What the task asks: What follows is a listing. Return every line of it exactly.

(Recorded data)
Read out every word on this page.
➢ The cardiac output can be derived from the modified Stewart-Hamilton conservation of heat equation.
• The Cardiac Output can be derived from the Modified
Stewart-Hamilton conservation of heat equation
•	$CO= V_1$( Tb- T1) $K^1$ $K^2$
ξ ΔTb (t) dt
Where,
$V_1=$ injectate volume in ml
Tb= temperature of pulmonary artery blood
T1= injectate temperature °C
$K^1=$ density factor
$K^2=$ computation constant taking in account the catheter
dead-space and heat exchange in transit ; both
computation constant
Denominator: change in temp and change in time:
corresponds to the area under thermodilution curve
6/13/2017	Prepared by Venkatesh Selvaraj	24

Task solution:
Read out every word on this page.
➢ The cardiac output can be derived from the modified Stewart-Hamilton conservation of heat equation.
• The Cardiac Output can be derived from the Modified
Stewart-Hamilton conservation of heat equation
•	$CO= V_1$( Tb- T1) $K^1$ $K^2$
ξ ΔTb (t) dt
Where,
$V_1=$ injectate volume in ml
Tb= temperature of pulmonary artery blood
T1= injectate temperature °C
$K^1=$ density factor
$K^2=$ computation constant taking in account the catheter
dead-space and heat exchange in transit ; both
computation constant
Denominator: change in temp and change in time:
corresponds to the area under thermodilution curve
6/13/2017	Prepared by Venkatesh Selvaraj	24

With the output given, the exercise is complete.